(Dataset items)
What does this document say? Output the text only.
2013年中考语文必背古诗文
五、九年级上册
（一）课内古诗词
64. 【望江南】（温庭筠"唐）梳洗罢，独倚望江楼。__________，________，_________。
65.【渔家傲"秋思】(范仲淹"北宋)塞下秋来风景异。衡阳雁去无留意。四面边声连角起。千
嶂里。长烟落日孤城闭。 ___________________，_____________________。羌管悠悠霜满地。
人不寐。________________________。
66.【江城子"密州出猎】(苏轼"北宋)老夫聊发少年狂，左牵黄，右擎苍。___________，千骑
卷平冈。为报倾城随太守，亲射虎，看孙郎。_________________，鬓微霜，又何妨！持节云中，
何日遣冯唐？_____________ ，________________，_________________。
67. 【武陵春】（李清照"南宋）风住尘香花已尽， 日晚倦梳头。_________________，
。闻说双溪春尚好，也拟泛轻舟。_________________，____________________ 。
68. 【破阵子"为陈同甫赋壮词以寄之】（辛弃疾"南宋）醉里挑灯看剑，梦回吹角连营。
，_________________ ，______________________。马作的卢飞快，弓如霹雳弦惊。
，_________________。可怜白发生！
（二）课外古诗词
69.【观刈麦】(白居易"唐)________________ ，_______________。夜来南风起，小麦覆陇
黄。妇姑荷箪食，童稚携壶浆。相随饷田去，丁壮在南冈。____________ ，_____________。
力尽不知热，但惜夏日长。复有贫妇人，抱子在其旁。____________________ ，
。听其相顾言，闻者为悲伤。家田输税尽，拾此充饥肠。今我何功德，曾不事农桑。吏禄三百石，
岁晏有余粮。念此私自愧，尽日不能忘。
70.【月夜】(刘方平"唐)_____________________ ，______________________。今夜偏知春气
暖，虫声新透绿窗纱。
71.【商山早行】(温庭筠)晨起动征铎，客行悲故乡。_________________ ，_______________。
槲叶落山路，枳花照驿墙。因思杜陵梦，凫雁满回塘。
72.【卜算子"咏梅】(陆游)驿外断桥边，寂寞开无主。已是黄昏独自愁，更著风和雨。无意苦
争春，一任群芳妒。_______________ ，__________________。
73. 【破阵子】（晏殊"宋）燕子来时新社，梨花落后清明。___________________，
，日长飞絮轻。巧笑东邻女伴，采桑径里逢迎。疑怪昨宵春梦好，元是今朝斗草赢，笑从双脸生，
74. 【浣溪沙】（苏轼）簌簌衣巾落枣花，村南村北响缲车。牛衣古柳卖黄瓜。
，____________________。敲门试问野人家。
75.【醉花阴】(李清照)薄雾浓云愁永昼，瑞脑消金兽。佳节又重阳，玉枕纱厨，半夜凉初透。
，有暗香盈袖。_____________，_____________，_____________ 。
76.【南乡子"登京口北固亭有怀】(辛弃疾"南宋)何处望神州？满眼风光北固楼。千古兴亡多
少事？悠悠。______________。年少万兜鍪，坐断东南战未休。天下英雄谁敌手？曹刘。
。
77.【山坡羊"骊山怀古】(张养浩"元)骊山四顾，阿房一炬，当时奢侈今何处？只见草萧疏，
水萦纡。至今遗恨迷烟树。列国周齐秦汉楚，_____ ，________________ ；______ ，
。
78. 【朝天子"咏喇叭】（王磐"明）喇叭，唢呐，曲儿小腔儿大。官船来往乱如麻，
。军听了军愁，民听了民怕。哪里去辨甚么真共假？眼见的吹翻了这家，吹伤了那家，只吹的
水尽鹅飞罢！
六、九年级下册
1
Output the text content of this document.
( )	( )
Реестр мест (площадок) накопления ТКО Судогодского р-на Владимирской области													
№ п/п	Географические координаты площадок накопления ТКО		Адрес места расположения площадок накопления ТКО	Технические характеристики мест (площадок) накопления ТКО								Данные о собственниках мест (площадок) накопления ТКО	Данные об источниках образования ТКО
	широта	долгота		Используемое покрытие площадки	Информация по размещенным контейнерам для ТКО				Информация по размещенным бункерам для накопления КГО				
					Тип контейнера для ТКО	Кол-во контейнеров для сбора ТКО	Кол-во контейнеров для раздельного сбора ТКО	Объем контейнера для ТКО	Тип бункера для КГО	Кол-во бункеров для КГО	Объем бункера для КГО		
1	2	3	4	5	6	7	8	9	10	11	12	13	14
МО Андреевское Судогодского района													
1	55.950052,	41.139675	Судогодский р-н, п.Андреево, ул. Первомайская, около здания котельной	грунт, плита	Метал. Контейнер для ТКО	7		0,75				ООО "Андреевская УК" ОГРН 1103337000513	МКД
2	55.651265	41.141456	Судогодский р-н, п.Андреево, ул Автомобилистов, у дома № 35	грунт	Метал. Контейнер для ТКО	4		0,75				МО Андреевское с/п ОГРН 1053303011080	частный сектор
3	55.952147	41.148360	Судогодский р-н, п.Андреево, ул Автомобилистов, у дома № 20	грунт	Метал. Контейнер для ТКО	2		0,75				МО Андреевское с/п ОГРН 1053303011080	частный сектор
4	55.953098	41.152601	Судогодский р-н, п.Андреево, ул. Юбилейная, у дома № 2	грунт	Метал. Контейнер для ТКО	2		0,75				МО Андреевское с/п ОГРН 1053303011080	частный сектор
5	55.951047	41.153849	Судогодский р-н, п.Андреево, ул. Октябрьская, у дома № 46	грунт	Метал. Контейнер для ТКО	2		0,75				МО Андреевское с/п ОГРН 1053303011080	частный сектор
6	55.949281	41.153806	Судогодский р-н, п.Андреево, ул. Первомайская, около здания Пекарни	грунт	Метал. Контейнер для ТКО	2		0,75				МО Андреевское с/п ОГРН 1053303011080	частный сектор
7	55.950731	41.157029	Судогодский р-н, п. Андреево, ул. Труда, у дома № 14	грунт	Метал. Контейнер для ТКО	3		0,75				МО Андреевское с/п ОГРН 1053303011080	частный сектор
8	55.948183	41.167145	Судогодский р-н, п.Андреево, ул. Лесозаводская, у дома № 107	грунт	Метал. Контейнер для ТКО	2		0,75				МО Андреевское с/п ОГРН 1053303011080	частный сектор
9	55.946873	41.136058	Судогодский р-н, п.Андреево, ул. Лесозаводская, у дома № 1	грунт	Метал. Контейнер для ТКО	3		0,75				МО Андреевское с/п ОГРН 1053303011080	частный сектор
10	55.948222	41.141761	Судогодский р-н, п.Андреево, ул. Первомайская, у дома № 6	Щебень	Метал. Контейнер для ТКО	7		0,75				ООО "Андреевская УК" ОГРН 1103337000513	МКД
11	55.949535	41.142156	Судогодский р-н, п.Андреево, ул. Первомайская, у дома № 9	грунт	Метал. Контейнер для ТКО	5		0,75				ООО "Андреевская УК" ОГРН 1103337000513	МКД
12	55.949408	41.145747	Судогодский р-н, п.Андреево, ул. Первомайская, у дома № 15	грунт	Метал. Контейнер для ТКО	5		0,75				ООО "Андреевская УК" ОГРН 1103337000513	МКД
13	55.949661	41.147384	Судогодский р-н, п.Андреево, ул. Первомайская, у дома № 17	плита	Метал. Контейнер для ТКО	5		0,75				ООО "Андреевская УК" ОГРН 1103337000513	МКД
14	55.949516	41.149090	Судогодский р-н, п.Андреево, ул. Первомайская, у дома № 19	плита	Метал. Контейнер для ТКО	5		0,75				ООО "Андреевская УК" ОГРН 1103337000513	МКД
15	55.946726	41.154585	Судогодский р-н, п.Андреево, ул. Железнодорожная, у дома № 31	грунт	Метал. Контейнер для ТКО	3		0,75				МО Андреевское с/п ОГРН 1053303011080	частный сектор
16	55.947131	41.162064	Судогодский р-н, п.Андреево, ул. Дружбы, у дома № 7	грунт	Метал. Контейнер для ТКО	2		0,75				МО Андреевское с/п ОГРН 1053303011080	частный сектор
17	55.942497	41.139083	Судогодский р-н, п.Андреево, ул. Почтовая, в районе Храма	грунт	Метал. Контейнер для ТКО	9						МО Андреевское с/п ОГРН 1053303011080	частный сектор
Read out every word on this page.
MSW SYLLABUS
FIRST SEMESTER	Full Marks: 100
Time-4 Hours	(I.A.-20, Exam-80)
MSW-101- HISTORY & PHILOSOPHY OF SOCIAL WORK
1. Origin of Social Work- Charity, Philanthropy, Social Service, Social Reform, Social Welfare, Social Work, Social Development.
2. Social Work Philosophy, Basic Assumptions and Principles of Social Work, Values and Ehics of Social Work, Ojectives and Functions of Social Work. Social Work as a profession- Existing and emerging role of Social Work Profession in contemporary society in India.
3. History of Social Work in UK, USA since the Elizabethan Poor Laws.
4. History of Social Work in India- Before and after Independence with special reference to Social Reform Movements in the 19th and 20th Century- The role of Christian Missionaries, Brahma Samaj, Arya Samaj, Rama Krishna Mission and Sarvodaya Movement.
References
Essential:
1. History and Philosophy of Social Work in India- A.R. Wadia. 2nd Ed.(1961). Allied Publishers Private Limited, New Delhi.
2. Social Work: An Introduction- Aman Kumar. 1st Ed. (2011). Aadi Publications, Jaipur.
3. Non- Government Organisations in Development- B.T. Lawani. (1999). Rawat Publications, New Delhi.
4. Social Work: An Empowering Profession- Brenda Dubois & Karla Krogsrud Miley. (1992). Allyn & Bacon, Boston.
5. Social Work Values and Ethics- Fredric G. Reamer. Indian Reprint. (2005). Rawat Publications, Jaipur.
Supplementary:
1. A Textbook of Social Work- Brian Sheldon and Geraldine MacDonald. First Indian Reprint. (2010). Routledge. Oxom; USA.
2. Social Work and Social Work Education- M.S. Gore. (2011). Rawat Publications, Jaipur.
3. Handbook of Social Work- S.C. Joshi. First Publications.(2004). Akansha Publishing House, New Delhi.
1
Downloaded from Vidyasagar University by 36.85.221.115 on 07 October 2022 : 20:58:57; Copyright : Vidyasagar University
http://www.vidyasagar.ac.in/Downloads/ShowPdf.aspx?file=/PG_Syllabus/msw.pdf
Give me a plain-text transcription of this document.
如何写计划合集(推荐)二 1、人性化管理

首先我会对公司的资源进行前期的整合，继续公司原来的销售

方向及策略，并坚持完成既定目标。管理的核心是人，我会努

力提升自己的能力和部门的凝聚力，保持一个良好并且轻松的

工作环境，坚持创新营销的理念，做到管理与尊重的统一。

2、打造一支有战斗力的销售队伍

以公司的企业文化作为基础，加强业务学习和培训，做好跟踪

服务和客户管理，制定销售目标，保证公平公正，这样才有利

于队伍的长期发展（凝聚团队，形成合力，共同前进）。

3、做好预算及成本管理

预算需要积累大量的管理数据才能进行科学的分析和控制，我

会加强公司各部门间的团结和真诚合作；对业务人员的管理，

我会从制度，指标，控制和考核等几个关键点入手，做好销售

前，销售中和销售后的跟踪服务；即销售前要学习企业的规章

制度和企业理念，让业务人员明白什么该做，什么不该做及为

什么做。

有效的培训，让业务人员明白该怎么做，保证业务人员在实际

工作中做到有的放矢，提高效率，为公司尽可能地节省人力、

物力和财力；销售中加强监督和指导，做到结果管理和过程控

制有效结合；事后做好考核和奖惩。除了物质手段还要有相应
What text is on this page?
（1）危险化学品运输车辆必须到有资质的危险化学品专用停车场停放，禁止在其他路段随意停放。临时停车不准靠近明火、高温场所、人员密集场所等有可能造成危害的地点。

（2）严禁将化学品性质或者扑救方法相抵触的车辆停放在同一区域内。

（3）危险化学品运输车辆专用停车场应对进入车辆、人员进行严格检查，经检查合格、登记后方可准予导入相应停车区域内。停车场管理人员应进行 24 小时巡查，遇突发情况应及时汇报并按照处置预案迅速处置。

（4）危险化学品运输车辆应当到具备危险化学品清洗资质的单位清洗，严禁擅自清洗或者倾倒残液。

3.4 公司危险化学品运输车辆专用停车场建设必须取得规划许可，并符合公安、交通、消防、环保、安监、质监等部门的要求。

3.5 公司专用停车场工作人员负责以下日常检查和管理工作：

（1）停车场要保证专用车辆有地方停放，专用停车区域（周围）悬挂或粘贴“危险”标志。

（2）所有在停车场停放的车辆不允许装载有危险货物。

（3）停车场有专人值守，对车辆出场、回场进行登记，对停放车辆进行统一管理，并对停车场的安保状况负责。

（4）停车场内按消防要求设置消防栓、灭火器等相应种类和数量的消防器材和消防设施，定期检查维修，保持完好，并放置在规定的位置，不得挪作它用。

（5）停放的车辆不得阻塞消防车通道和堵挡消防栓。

# TASK TO COMPLETE:
For each line of the listing that holds the word "Indian", show that line.

# ANSWER IN FULL:
5. Social Work Values and Ethics- Fredric G. Reamer. Indian Reprint. (2005). Rawat Publications, Jaipur.
1. A Textbook of Social Work- Brian Sheldon and Geraldine MacDonald. First Indian Reprint. (2010). Routledge. Oxom; USA.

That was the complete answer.